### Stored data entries
○ ○ ○ ○ ○ ○ ○

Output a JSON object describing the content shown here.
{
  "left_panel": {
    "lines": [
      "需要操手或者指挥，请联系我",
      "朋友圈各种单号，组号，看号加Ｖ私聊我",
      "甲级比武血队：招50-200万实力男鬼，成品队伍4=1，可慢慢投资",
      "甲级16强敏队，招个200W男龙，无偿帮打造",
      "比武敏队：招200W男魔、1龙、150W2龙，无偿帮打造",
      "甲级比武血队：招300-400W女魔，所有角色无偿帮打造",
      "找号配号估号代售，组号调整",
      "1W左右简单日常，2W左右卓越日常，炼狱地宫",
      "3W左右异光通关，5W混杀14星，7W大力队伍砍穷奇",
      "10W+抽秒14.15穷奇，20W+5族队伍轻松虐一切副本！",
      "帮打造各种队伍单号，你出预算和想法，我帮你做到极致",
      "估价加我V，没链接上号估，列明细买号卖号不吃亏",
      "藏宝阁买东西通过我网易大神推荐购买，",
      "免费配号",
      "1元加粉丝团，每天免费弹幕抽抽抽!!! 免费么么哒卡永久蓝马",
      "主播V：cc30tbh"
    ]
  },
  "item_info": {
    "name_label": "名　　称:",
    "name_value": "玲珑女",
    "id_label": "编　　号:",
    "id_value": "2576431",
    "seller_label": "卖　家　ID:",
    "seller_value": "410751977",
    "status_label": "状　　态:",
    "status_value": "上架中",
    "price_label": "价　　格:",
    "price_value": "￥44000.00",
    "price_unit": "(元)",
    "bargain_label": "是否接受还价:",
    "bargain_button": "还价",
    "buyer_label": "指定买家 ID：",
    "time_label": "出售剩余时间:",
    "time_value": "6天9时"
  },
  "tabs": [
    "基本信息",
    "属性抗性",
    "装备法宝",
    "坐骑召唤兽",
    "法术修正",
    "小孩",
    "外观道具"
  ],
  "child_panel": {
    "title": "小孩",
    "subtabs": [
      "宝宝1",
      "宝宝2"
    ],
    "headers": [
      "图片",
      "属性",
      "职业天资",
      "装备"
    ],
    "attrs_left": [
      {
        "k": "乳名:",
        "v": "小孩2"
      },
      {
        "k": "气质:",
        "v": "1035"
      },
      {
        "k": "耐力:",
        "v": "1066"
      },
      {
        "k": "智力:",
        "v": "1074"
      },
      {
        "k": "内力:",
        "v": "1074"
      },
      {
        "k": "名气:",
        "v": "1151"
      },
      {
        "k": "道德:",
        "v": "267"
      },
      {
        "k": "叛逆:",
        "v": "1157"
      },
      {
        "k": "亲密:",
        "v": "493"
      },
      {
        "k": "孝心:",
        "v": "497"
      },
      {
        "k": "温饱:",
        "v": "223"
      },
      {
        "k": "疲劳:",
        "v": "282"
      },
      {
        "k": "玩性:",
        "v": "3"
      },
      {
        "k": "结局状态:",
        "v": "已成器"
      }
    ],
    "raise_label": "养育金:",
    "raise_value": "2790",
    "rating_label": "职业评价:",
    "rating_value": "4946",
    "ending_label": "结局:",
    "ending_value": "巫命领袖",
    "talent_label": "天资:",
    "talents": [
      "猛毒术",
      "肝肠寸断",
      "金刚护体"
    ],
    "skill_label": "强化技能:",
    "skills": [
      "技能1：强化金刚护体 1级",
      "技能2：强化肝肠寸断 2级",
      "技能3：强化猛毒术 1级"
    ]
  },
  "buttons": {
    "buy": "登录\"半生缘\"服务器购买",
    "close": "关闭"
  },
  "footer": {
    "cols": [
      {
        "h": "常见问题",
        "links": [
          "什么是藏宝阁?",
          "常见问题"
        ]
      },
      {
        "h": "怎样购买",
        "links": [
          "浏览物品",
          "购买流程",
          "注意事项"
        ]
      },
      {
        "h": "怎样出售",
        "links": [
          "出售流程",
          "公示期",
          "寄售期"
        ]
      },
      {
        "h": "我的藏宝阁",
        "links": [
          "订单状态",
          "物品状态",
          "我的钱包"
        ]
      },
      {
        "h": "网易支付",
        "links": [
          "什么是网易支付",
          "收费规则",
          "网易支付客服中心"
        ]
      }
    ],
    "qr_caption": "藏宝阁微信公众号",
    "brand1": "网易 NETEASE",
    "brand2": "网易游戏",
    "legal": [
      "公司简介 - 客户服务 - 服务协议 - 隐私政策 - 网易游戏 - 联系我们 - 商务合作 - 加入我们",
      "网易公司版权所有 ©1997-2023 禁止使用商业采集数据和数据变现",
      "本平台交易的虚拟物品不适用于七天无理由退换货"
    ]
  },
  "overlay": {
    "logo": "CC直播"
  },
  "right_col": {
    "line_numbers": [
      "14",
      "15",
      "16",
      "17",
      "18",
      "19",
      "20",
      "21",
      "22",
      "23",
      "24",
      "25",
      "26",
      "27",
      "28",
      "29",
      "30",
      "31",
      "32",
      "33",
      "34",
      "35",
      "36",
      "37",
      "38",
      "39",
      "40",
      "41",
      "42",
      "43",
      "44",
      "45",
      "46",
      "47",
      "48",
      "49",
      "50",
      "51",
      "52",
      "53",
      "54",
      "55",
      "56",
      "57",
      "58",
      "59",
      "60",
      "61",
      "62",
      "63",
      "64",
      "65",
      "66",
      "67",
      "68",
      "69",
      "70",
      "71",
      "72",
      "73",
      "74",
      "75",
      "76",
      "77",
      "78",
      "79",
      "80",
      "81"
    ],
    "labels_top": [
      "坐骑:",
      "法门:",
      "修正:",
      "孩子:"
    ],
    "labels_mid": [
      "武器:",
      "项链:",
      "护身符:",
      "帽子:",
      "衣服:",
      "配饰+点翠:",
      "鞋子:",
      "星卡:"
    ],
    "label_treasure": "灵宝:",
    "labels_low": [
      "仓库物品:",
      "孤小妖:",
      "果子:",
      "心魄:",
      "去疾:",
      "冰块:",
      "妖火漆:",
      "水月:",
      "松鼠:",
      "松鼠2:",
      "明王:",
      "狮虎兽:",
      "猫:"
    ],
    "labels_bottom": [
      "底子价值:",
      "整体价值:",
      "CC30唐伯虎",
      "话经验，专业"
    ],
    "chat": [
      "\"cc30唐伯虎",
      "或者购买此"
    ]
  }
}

○ ○ ○ ○ ○ ○ ○

### Exercise requirements
Return the entries in full, keeping every line exactly as it is.

### Exercise result
Output a JSON object describing the content shown here.
{
  "left_panel": {
    "lines": [
      "需要操手或者指挥，请联系我",
      "朋友圈各种单号，组号，看号加Ｖ私聊我",
      "甲级比武血队：招50-200万实力男鬼，成品队伍4=1，可慢慢投资",
      "甲级16强敏队，招个200W男龙，无偿帮打造",
      "比武敏队：招200W男魔、1龙、150W2龙，无偿帮打造",
      "甲级比武血队：招300-400W女魔，所有角色无偿帮打造",
      "找号配号估号代售，组号调整",
      "1W左右简单日常，2W左右卓越日常，炼狱地宫",
      "3W左右异光通关，5W混杀14星，7W大力队伍砍穷奇",
      "10W+抽秒14.15穷奇，20W+5族队伍轻松虐一切副本！",
      "帮打造各种队伍单号，你出预算和想法，我帮你做到极致",
      "估价加我V，没链接上号估，列明细买号卖号不吃亏",
      "藏宝阁买东西通过我网易大神推荐购买，",
      "免费配号",
      "1元加粉丝团，每天免费弹幕抽抽抽!!! 免费么么哒卡永久蓝马",
      "主播V：cc30tbh"
    ]
  },
  "item_info": {
    "name_label": "名　　称:",
    "name_value": "玲珑女",
    "id_label": "编　　号:",
    "id_value": "2576431",
    "seller_label": "卖　家　ID:",
    "seller_value": "410751977",
    "status_label": "状　　态:",
    "status_value": "上架中",
    "price_label": "价　　格:",
    "price_value": "￥44000.00",
    "price_unit": "(元)",
    "bargain_label": "是否接受还价:",
    "bargain_button": "还价",
    "buyer_label": "指定买家 ID：",
    "time_label": "出售剩余时间:",
    "time_value": "6天9时"
  },
  "tabs": [
    "基本信息",
    "属性抗性",
    "装备法宝",
    "坐骑召唤兽",
    "法术修正",
    "小孩",
    "外观道具"
  ],
  "child_panel": {
    "title": "小孩",
    "subtabs": [
      "宝宝1",
      "宝宝2"
    ],
    "headers": [
      "图片",
      "属性",
      "职业天资",
      "装备"
    ],
    "attrs_left": [
      {
        "k": "乳名:",
        "v": "小孩2"
      },
      {
        "k": "气质:",
        "v": "1035"
      },
      {
        "k": "耐力:",
        "v": "1066"
      },
      {
        "k": "智力:",
        "v": "1074"
      },
      {
        "k": "内力:",
        "v": "1074"
      },
      {
        "k": "名气:",
        "v": "1151"
      },
      {
        "k": "道德:",
        "v": "267"
      },
      {
        "k": "叛逆:",
        "v": "1157"
      },
      {
        "k": "亲密:",
        "v": "493"
      },
      {
        "k": "孝心:",
        "v": "497"
      },
      {
        "k": "温饱:",
        "v": "223"
      },
      {
        "k": "疲劳:",
        "v": "282"
      },
      {
        "k": "玩性:",
        "v": "3"
      },
      {
        "k": "结局状态:",
        "v": "已成器"
      }
    ],
    "raise_label": "养育金:",
    "raise_value": "2790",
    "rating_label": "职业评价:",
    "rating_value": "4946",
    "ending_label": "结局:",
    "ending_value": "巫命领袖",
    "talent_label": "天资:",
    "talents": [
      "猛毒术",
      "肝肠寸断",
      "金刚护体"
    ],
    "skill_label": "强化技能:",
    "skills": [
      "技能1：强化金刚护体 1级",
      "技能2：强化肝肠寸断 2级",
      "技能3：强化猛毒术 1级"
    ]
  },
  "buttons": {
    "buy": "登录\"半生缘\"服务器购买",
    "close": "关闭"
  },
  "footer": {
    "cols": [
      {
        "h": "常见问题",
        "links": [
          "什么是藏宝阁?",
          "常见问题"
        ]
      },
      {
        "h": "怎样购买",
        "links": [
          "浏览物品",
          "购买流程",
          "注意事项"
        ]
      },
      {
        "h": "怎样出售",
        "links": [
          "出售流程",
          "公示期",
          "寄售期"
        ]
      },
      {
        "h": "我的藏宝阁",
        "links": [
          "订单状态",
          "物品状态",
          "我的钱包"
        ]
      },
      {
        "h": "网易支付",
        "links": [
          "什么是网易支付",
          "收费规则",
          "网易支付客服中心"
        ]
      }
    ],
    "qr_caption": "藏宝阁微信公众号",
    "brand1": "网易 NETEASE",
    "brand2": "网易游戏",
    "legal": [
      "公司简介 - 客户服务 - 服务协议 - 隐私政策 - 网易游戏 - 联系我们 - 商务合作 - 加入我们",
      "网易公司版权所有 ©1997-2023 禁止使用商业采集数据和数据变现",
      "本平台交易的虚拟物品不适用于七天无理由退换货"
    ]
  },
  "overlay": {
    "logo": "CC直播"
  },
  "right_col": {
    "line_numbers": [
      "14",
      "15",
      "16",
      "17",
      "18",
      "19",
      "20",
      "21",
      "22",
      "23",
      "24",
      "25",
      "26",
      "27",
      "28",
      "29",
      "30",
      "31",
      "32",
      "33",
      "34",
      "35",
      "36",
      "37",
      "38",
      "39",
      "40",
      "41",
      "42",
      "43",
      "44",
      "45",
      "46",
      "47",
      "48",
      "49",
      "50",
      "51",
      "52",
      "53",
      "54",
      "55",
      "56",
      "57",
      "58",
      "59",
      "60",
      "61",
      "62",
      "63",
      "64",
      "65",
      "66",
      "67",
      "68",
      "69",
      "70",
      "71",
      "72",
      "73",
      "74",
      "75",
      "76",
      "77",
      "78",
      "79",
      "80",
      "81"
    ],
    "labels_top": [
      "坐骑:",
      "法门:",
      "修正:",
      "孩子:"
    ],
    "labels_mid": [
      "武器:",
      "项链:",
      "护身符:",
      "帽子:",
      "衣服:",
      "配饰+点翠:",
      "鞋子:",
      "星卡:"
    ],
    "label_treasure": "灵宝:",
    "labels_low": [
      "仓库物品:",
      "孤小妖:",
      "果子:",
      "心魄:",
      "去疾:",
      "冰块:",
      "妖火漆:",
      "水月:",
      "松鼠:",
      "松鼠2:",
      "明王:",
      "狮虎兽:",
      "猫:"
    ],
    "labels_bottom": [
      "底子价值:",
      "整体价值:",
      "CC30唐伯虎",
      "话经验，专业"
    ],
    "chat": [
      "\"cc30唐伯虎",
      "或者购买此"
    ]
  }
}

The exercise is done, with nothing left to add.